**BRIEF:** Extract each record and reproduce it exactly.

**AVAILABLE DATA:**
┌──
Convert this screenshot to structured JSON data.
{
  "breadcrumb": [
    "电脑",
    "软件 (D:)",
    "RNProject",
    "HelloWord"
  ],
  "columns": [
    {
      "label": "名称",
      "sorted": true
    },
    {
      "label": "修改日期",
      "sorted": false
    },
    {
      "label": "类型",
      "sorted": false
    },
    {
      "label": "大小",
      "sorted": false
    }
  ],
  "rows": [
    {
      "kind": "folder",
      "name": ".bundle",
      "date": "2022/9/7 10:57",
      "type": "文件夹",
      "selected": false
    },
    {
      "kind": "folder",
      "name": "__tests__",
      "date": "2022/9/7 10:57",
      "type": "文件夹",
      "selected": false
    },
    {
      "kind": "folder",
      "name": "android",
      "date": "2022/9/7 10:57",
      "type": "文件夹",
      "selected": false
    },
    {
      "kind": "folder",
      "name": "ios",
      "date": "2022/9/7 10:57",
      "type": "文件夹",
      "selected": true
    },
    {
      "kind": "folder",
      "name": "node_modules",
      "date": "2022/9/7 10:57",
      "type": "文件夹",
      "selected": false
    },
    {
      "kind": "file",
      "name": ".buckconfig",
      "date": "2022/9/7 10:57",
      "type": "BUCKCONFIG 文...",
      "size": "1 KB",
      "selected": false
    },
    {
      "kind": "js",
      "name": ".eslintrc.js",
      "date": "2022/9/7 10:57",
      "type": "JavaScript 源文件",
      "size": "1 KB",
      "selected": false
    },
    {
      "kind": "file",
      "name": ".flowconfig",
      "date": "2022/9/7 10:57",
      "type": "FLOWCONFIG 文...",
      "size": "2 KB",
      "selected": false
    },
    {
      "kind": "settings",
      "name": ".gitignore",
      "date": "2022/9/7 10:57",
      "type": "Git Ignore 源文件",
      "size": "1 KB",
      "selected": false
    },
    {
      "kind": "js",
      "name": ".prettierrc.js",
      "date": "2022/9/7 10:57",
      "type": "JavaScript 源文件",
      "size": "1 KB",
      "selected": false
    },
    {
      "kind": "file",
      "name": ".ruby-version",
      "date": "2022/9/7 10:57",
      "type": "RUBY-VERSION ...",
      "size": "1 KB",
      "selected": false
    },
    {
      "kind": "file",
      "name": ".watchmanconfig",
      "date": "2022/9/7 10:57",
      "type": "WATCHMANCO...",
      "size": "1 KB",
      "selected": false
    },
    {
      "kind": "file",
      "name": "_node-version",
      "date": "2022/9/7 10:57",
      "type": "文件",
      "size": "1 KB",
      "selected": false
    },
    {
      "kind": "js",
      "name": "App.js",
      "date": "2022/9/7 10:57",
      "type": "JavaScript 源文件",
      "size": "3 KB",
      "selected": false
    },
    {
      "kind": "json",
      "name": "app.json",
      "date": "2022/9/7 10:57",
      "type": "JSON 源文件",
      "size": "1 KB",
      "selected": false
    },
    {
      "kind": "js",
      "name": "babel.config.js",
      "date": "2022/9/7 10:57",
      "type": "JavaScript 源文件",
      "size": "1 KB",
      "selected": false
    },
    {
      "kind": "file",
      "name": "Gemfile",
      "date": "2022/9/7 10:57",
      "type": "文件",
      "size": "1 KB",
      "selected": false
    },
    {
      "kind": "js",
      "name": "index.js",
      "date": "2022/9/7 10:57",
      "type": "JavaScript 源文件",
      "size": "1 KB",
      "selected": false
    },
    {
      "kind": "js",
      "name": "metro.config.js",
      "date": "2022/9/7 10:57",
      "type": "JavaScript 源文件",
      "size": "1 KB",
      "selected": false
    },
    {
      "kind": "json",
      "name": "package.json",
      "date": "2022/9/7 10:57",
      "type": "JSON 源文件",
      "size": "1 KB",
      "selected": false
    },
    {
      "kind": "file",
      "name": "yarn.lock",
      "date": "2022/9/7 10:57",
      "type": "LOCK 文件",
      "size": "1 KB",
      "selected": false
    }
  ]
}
└──
**ANSWER IN FULL:**
Convert this screenshot to structured JSON data.
{
  "breadcrumb": [
    "电脑",
    "软件 (D:)",
    "RNProject",
    "HelloWord"
  ],
  "columns": [
    {
      "label": "名称",
      "sorted": true
    },
    {
      "label": "修改日期",
      "sorted": false
    },
    {
      "label": "类型",
      "sorted": false
    },
    {
      "label": "大小",
      "sorted": false
    }
  ],
  "rows": [
    {
      "kind": "folder",
      "name": ".bundle",
      "date": "2022/9/7 10:57",
      "type": "文件夹",
      "selected": false
    },
    {
      "kind": "folder",
      "name": "__tests__",
      "date": "2022/9/7 10:57",
      "type": "文件夹",
      "selected": false
    },
    {
      "kind": "folder",
      "name": "android",
      "date": "2022/9/7 10:57",
      "type": "文件夹",
      "selected": false
    },
    {
      "kind": "folder",
      "name": "ios",
      "date": "2022/9/7 10:57",
      "type": "文件夹",
      "selected": true
    },
    {
      "kind": "folder",
      "name": "node_modules",
      "date": "2022/9/7 10:57",
      "type": "文件夹",
      "selected": false
    },
    {
      "kind": "file",
      "name": ".buckconfig",
      "date": "2022/9/7 10:57",
      "type": "BUCKCONFIG 文...",
      "size": "1 KB",
      "selected": false
    },
    {
      "kind": "js",
      "name": ".eslintrc.js",
      "date": "2022/9/7 10:57",
      "type": "JavaScript 源文件",
      "size": "1 KB",
      "selected": false
    },
    {
      "kind": "file",
      "name": ".flowconfig",
      "date": "2022/9/7 10:57",
      "type": "FLOWCONFIG 文...",
      "size": "2 KB",
      "selected": false
    },
    {
      "kind": "settings",
      "name": ".gitignore",
      "date": "2022/9/7 10:57",
      "type": "Git Ignore 源文件",
      "size": "1 KB",
      "selected": false
    },
    {
      "kind": "js",
      "name": ".prettierrc.js",
      "date": "2022/9/7 10:57",
      "type": "JavaScript 源文件",
      "size": "1 KB",
      "selected": false
    },
    {
      "kind": "file",
      "name": ".ruby-version",
      "date": "2022/9/7 10:57",
      "type": "RUBY-VERSION ...",
      "size": "1 KB",
      "selected": false
    },
    {
      "kind": "file",
      "name": ".watchmanconfig",
      "date": "2022/9/7 10:57",
      "type": "WATCHMANCO...",
      "size": "1 KB",
      "selected": false
    },
    {
      "kind": "file",
      "name": "_node-version",
      "date": "2022/9/7 10:57",
      "type": "文件",
      "size": "1 KB",
      "selected": false
    },
    {
      "kind": "js",
      "name": "App.js",
      "date": "2022/9/7 10:57",
      "type": "JavaScript 源文件",
      "size": "3 KB",
      "selected": false
    },
    {
      "kind": "json",
      "name": "app.json",
      "date": "2022/9/7 10:57",
      "type": "JSON 源文件",
      "size": "1 KB",
      "selected": false
    },
    {
      "kind": "js",
      "name": "babel.config.js",
      "date": "2022/9/7 10:57",
      "type": "JavaScript 源文件",
      "size": "1 KB",
      "selected": false
    },
    {
      "kind": "file",
      "name": "Gemfile",
      "date": "2022/9/7 10:57",
      "type": "文件",
      "size": "1 KB",
      "selected": false
    },
    {
      "kind": "js",
      "name": "index.js",
      "date": "2022/9/7 10:57",
      "type": "JavaScript 源文件",
      "size": "1 KB",
      "selected": false
    },
    {
      "kind": "js",
      "name": "metro.config.js",
      "date": "2022/9/7 10:57",
      "type": "JavaScript 源文件",
      "size": "1 KB",
      "selected": false
    },
    {
      "kind": "json",
      "name": "package.json",
      "date": "2022/9/7 10:57",
      "type": "JSON 源文件",
      "size": "1 KB",
      "selected": false
    },
    {
      "kind": "file",
      "name": "yarn.lock",
      "date": "2022/9/7 10:57",
      "type": "LOCK 文件",
      "size": "1 KB",
      "selected": false
    }
  ]
}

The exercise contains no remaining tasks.